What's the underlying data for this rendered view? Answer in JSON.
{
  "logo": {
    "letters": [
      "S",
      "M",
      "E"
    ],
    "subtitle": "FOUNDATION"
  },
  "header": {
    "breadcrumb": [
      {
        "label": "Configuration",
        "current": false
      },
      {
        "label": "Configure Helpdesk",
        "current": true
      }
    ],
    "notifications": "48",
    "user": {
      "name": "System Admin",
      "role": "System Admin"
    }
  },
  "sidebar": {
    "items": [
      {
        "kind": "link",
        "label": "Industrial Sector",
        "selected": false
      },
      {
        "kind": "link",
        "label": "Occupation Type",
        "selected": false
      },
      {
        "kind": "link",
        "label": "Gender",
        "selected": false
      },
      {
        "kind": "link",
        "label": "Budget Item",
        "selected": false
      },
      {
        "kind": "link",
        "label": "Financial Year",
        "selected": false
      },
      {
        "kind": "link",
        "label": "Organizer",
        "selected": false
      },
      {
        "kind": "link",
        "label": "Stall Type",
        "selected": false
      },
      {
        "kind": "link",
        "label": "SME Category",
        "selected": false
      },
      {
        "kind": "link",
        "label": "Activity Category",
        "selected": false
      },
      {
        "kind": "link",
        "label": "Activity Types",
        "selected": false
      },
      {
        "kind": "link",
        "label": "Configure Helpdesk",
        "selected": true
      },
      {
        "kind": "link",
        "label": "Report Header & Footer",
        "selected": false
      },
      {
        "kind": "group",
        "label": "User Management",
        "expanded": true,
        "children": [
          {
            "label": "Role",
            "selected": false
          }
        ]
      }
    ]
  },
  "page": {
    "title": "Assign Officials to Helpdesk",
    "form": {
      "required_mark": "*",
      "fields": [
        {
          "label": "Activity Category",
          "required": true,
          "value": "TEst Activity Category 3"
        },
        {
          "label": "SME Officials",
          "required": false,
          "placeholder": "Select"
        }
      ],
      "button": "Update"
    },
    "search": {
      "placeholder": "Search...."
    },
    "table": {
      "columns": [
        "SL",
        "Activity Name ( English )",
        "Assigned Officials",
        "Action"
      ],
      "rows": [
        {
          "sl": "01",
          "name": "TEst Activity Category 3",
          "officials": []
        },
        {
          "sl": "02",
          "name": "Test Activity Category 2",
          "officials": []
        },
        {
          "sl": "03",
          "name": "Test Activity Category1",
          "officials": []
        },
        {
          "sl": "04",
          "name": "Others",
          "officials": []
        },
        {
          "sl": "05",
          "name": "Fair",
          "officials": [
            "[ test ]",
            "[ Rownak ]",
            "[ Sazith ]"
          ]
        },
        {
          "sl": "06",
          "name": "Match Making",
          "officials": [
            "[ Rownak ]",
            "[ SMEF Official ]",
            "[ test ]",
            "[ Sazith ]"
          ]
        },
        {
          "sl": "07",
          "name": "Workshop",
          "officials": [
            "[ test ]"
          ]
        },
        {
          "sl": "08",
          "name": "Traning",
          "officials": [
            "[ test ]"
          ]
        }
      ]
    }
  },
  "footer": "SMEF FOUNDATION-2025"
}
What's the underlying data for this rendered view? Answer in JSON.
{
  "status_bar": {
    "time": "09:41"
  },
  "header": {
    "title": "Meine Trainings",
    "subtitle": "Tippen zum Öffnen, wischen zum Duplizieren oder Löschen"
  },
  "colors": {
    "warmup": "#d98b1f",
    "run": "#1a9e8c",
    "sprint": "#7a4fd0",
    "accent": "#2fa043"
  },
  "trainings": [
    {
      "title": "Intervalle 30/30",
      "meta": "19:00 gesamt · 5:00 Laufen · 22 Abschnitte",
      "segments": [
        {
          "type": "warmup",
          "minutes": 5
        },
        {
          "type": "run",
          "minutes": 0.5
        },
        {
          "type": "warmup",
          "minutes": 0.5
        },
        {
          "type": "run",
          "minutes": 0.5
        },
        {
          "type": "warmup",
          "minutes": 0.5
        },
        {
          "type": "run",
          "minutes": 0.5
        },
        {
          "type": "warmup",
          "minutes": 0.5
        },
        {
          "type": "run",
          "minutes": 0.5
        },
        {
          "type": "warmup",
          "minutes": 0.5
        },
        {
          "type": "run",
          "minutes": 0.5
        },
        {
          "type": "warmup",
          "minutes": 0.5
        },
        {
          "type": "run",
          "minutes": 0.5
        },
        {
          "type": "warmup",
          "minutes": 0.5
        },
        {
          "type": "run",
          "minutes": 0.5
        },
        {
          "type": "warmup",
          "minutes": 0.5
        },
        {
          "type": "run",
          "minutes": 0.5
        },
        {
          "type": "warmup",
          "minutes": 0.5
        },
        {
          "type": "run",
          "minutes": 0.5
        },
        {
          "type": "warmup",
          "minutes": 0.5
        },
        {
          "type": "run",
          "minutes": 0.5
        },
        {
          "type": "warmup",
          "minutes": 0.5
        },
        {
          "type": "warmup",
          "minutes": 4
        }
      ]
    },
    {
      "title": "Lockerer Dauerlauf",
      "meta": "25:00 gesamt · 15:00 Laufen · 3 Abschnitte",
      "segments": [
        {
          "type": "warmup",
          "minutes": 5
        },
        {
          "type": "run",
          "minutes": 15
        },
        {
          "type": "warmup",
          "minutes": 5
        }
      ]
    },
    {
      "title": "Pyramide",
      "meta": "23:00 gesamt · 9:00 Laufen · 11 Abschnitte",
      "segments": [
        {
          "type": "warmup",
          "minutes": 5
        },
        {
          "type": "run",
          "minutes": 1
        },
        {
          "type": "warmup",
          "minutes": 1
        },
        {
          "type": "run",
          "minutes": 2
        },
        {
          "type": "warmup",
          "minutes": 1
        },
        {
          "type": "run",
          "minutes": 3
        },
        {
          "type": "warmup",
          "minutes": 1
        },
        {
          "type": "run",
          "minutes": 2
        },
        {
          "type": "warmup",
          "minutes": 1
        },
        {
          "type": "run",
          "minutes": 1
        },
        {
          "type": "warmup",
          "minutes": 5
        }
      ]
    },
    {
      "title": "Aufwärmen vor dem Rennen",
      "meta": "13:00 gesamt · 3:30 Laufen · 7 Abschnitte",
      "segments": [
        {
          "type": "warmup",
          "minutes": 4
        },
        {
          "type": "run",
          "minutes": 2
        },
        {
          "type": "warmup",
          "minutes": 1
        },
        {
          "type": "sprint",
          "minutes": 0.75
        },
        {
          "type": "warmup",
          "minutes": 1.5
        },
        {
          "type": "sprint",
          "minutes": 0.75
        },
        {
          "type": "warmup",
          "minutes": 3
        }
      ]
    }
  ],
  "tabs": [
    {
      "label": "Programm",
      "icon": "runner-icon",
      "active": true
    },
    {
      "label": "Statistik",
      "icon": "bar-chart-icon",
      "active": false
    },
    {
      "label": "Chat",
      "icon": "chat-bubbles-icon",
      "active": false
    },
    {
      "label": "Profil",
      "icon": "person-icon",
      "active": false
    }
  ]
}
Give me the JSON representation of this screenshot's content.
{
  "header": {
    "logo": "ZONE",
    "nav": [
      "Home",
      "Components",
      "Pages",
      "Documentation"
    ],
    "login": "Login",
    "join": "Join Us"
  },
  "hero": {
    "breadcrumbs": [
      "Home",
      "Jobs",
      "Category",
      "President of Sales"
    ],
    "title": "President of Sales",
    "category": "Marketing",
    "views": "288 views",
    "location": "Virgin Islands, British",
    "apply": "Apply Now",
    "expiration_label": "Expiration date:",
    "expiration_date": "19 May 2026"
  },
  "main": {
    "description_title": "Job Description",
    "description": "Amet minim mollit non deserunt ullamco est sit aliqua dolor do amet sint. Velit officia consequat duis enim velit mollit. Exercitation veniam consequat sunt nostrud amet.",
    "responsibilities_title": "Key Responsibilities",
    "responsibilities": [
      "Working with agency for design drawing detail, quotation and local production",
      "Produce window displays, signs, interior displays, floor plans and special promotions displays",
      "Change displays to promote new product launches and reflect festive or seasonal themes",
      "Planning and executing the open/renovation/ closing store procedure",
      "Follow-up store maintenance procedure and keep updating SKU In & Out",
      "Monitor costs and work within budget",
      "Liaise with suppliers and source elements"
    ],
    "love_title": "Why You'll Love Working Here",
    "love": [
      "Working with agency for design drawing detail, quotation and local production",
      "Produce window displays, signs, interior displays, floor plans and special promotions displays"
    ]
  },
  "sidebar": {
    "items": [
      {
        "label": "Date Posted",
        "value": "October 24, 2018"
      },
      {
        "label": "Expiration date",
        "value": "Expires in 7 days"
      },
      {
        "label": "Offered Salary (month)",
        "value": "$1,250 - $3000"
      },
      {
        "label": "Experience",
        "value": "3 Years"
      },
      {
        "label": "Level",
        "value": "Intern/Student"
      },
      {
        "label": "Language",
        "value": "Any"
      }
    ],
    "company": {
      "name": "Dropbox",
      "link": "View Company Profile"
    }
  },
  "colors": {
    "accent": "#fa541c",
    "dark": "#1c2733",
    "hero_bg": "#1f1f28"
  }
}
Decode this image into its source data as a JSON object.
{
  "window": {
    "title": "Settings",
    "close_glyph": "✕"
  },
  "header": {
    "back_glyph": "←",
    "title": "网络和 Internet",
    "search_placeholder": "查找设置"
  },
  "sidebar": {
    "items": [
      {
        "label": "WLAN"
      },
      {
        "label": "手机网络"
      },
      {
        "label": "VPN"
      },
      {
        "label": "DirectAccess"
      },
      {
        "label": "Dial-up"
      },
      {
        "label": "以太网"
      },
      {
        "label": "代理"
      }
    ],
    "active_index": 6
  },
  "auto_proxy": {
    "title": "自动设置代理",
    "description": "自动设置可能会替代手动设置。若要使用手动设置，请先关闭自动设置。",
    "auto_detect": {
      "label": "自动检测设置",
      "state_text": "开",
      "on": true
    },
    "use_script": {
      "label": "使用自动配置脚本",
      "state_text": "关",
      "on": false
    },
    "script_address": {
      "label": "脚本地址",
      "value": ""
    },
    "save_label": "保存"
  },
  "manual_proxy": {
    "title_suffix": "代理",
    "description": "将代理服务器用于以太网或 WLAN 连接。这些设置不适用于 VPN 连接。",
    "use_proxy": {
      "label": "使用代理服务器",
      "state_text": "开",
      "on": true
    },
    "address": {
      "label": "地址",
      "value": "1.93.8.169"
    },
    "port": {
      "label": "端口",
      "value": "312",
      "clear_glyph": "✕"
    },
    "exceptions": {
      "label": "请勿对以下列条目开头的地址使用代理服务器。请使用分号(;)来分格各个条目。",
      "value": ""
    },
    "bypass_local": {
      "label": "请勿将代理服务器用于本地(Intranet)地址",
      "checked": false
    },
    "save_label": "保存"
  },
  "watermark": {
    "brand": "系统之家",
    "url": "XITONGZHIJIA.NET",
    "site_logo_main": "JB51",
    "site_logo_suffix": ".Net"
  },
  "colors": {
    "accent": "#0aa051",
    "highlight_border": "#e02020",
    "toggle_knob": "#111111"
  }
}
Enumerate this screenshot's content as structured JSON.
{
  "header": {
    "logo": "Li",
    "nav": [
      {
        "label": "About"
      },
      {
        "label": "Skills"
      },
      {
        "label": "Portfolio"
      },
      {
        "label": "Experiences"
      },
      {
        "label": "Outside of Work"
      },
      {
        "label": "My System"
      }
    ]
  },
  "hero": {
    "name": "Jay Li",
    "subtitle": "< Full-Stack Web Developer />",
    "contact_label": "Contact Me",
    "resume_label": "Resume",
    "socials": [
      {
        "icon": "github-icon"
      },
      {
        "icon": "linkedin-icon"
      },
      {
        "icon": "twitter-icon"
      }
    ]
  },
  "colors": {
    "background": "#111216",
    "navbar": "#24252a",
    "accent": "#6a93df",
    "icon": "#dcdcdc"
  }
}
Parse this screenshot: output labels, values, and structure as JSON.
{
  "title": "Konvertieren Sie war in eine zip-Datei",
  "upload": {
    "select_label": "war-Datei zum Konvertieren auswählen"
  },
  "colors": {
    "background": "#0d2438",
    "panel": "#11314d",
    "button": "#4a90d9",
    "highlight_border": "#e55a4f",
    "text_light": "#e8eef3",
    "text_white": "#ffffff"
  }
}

━━━━━━━━━━━━━━━━━━━━━━━━━━━━━━

### GIVEN EXERCISE
Repeat, character for character, the lines from the one that holds "Parse this screenshot: output" to the final line of the material, inclusive, and no other lines.

### REPLY
Parse this screenshot: output labels, values, and structure as JSON.
{
  "title": "Konvertieren Sie war in eine zip-Datei",
  "upload": {
    "select_label": "war-Datei zum Konvertieren auswählen"
  },
  "colors": {
    "background": "#0d2438",
    "panel": "#11314d",
    "button": "#4a90d9",
    "highlight_border": "#e55a4f",
    "text_light": "#e8eef3",
    "text_white": "#ffffff"
  }
}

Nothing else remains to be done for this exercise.